■ Requirement:
Say only how many lines contain the word "model".

■ Material provided:
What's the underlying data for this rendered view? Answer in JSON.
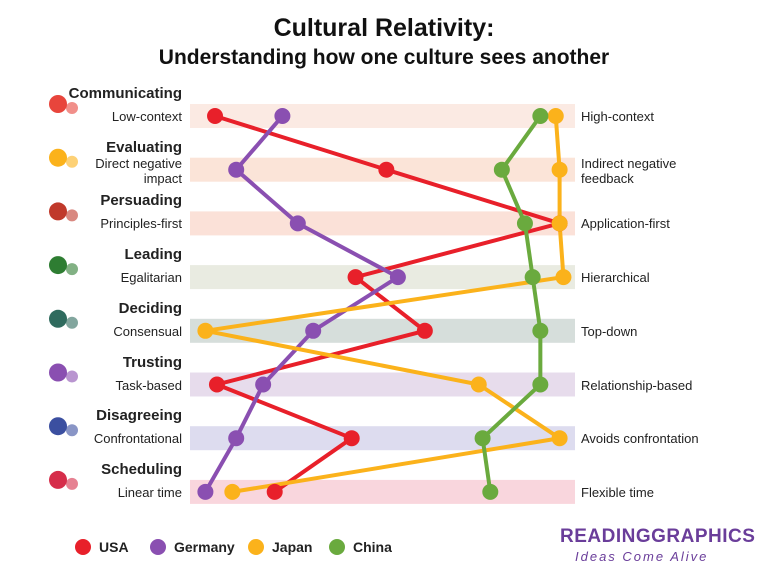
{
  "chart_data": {
    "type": "dot-line",
    "title": "Cultural Relativity:",
    "subtitle": "Understanding how one culture sees another",
    "categories": [
      "Communicating",
      "Evaluating",
      "Persuading",
      "Leading",
      "Deciding",
      "Trusting",
      "Disagreeing",
      "Scheduling"
    ],
    "left_labels": [
      "Low-context",
      "Direct negative impact",
      "Principles-first",
      "Egalitarian",
      "Consensual",
      "Task-based",
      "Confrontational",
      "Linear time"
    ],
    "right_labels": [
      "High-context",
      "Indirect negative feedback",
      "Application-first",
      "Hierarchical",
      "Top-down",
      "Relationship-based",
      "Avoids confrontation",
      "Flexible time"
    ],
    "band_colors": [
      "#fbeae3",
      "#fbe4d8",
      "#fbe1d8",
      "#e9ebe1",
      "#d6dedb",
      "#e7dcec",
      "#dddcef",
      "#f9d6dd"
    ],
    "xlim": [
      0,
      100
    ],
    "series": [
      {
        "name": "USA",
        "color": "#e8202a",
        "values": [
          6.5,
          51,
          96,
          43,
          61,
          7,
          42,
          22
        ]
      },
      {
        "name": "Germany",
        "color": "#8a4fb1",
        "values": [
          24,
          12,
          28,
          54,
          32,
          19,
          12,
          4
        ]
      },
      {
        "name": "Japan",
        "color": "#fbb21b",
        "values": [
          95,
          96,
          96,
          97,
          4,
          75,
          96,
          11
        ]
      },
      {
        "name": "China",
        "color": "#6aaa3e",
        "values": [
          91,
          81,
          87,
          89,
          91,
          91,
          76,
          78
        ]
      }
    ]
  },
  "logo": {
    "name": "READINGGRAPHICS",
    "tagline": "Ideas Come Alive"
  }
}
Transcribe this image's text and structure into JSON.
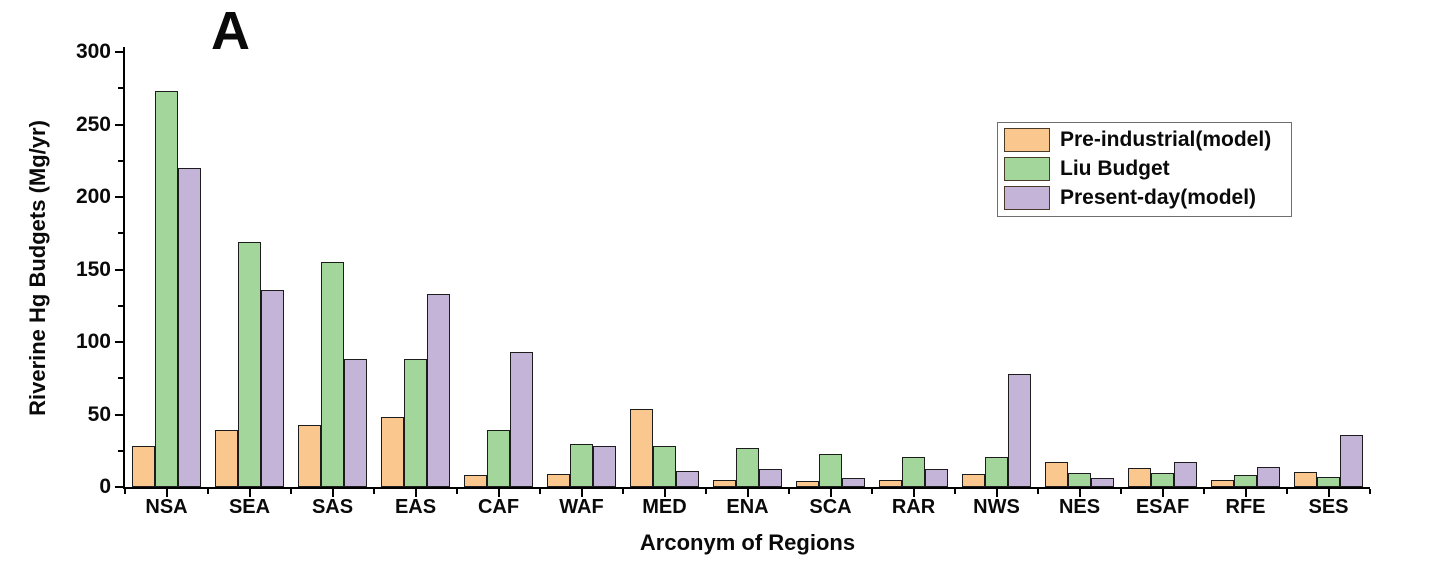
{
  "figure_label": "A",
  "chart_data": {
    "type": "bar",
    "title": "A",
    "xlabel": "Arconym of Regions",
    "ylabel": "Riverine Hg Budgets (Mg/yr)",
    "ylim": [
      0,
      300
    ],
    "yticks": [
      0,
      50,
      100,
      150,
      200,
      250,
      300
    ],
    "y_minor_tick_step": 25,
    "grid": false,
    "legend_position": "top-right",
    "categories": [
      "NSA",
      "SEA",
      "SAS",
      "EAS",
      "CAF",
      "WAF",
      "MED",
      "ENA",
      "SCA",
      "RAR",
      "NWS",
      "NES",
      "ESAF",
      "RFE",
      "SES"
    ],
    "series": [
      {
        "name": "Pre-industrial(model)",
        "color": "#FAC78F",
        "values": [
          28,
          39,
          43,
          48,
          8.5,
          9,
          54,
          5,
          4,
          5,
          9,
          17,
          13,
          4.5,
          10.5
        ]
      },
      {
        "name": "Liu Budget",
        "color": "#A3D69A",
        "values": [
          273,
          169,
          155,
          88,
          39,
          30,
          28.5,
          27,
          22.5,
          21,
          21,
          10,
          9.5,
          8.5,
          7
        ]
      },
      {
        "name": "Present-day(model)",
        "color": "#C3B4D8",
        "values": [
          220,
          136,
          88,
          133,
          93,
          28,
          11,
          12.5,
          6.5,
          12.5,
          78,
          6.5,
          17,
          13.5,
          36
        ]
      }
    ]
  }
}
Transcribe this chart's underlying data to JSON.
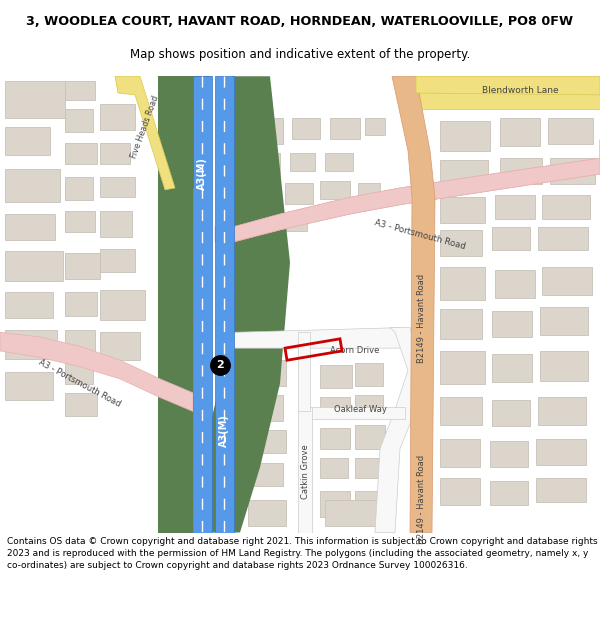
{
  "title_line1": "3, WOODLEA COURT, HAVANT ROAD, HORNDEAN, WATERLOOVILLE, PO8 0FW",
  "title_line2": "Map shows position and indicative extent of the property.",
  "footer": "Contains OS data © Crown copyright and database right 2021. This information is subject to Crown copyright and database rights 2023 and is reproduced with the permission of HM Land Registry. The polygons (including the associated geometry, namely x, y co-ordinates) are subject to Crown copyright and database rights 2023 Ordnance Survey 100026316.",
  "map_bg": "#f0ede8",
  "building_color": "#dbd5cc",
  "building_outline": "#c8c2b8",
  "green_area": "#5a8050",
  "green_area2": "#6a9060",
  "motorway_blue": "#5599e8",
  "motorway_blue_border": "#3377cc",
  "road_pink": "#f0c8c8",
  "road_pink_border": "#e8b0b0",
  "road_orange": "#e8b888",
  "road_orange_border": "#d89870",
  "road_yellow": "#f0e080",
  "road_yellow_border": "#d8c850",
  "road_white": "#f8f8f8",
  "road_white_border": "#cccccc",
  "red_plot": "#cc0000",
  "label_dark": "#444444",
  "white": "#ffffff",
  "black": "#111111"
}
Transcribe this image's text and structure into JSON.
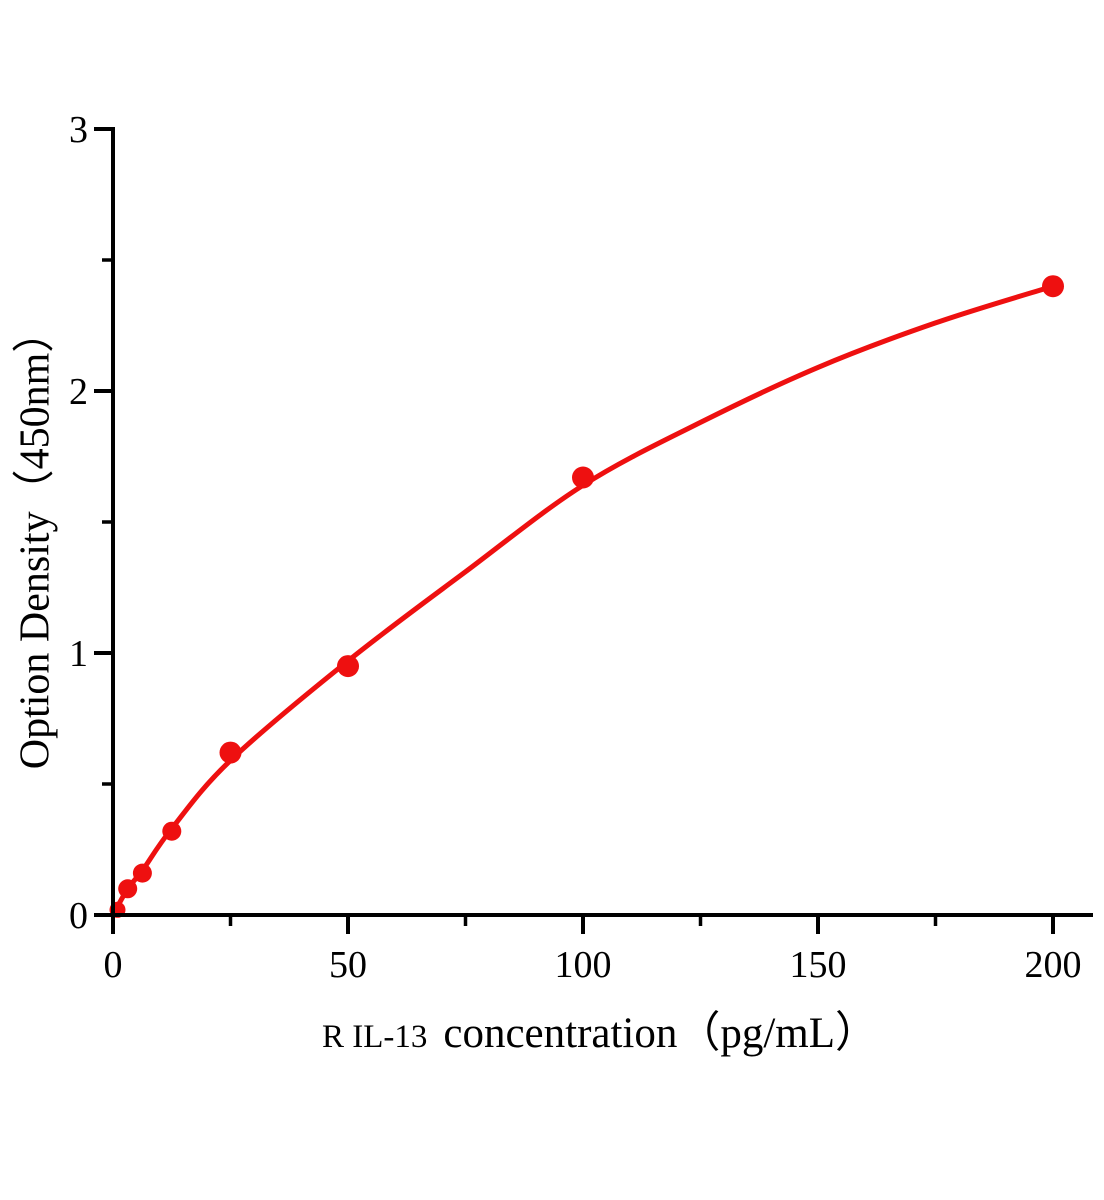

■ Correct output:
2